* Set exercise
Read through the data and report every line in which the word "document" occurs.

* Records for processing
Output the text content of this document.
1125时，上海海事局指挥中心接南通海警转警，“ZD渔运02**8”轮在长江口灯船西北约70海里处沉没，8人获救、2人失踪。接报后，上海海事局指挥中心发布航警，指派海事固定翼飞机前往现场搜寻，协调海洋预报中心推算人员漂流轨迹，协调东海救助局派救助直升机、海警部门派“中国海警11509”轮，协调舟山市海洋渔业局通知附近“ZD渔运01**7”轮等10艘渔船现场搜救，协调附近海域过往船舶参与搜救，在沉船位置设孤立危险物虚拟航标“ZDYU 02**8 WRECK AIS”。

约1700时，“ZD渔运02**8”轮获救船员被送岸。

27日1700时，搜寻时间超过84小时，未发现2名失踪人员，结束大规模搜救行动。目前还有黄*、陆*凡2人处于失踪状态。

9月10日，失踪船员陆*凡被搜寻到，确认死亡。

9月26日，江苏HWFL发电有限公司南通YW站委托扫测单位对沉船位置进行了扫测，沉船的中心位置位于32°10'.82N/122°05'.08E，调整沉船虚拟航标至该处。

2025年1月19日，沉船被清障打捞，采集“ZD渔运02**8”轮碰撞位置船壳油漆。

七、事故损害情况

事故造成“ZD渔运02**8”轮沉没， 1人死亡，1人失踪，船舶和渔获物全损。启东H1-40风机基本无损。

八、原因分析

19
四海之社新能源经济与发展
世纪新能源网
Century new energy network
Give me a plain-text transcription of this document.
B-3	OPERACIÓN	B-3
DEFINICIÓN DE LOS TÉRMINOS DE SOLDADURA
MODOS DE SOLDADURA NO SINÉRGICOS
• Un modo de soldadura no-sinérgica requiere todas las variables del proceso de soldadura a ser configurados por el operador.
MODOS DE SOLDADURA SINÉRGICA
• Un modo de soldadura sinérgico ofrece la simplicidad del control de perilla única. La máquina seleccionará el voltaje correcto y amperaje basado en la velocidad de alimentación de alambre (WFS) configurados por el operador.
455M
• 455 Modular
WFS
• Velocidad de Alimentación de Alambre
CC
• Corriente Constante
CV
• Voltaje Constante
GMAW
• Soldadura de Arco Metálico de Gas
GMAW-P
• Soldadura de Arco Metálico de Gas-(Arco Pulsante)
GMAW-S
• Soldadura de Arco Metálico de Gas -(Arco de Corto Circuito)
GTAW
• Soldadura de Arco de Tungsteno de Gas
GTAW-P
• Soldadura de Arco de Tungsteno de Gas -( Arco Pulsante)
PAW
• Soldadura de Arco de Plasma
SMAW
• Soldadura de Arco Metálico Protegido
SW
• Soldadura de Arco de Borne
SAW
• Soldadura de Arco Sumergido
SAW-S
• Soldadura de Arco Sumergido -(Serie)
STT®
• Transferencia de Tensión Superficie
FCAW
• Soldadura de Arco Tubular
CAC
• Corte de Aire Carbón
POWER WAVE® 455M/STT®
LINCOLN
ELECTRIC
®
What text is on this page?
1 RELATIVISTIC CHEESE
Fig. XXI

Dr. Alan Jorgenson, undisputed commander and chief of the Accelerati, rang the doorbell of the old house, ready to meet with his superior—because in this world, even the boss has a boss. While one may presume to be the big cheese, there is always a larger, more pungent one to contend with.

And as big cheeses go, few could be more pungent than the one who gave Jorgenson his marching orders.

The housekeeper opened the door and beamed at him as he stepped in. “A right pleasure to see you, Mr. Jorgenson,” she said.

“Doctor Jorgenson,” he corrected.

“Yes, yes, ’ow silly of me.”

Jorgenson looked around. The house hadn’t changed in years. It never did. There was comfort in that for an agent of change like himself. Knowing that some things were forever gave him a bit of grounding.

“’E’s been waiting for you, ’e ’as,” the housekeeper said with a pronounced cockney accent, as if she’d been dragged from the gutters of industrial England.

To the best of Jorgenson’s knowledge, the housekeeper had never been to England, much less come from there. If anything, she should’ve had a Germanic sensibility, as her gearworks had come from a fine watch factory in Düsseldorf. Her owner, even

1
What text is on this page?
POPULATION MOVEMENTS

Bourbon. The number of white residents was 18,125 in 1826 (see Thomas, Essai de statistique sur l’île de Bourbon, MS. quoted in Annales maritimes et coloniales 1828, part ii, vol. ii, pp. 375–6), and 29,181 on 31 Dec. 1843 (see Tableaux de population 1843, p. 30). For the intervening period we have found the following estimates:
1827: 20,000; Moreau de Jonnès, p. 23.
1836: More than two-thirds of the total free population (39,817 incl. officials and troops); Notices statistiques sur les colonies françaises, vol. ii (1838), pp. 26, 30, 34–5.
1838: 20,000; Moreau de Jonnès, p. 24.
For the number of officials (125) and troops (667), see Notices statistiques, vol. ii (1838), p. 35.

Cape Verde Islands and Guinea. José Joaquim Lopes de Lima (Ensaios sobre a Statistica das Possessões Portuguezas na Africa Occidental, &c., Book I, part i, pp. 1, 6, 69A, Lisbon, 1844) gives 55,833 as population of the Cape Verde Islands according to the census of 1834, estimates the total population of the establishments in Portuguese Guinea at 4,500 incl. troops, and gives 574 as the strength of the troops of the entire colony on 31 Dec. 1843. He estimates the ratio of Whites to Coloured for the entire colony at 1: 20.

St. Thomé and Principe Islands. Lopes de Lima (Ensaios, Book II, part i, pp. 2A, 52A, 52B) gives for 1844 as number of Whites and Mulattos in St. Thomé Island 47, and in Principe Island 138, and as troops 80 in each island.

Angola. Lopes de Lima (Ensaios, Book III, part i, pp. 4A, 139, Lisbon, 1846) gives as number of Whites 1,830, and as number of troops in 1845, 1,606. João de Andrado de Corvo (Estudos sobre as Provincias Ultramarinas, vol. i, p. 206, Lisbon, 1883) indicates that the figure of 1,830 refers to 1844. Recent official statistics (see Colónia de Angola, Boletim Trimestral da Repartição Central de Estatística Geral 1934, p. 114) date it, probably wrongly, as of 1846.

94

* Result
Output the text content of this document.
Give me a plain-text transcription of this document.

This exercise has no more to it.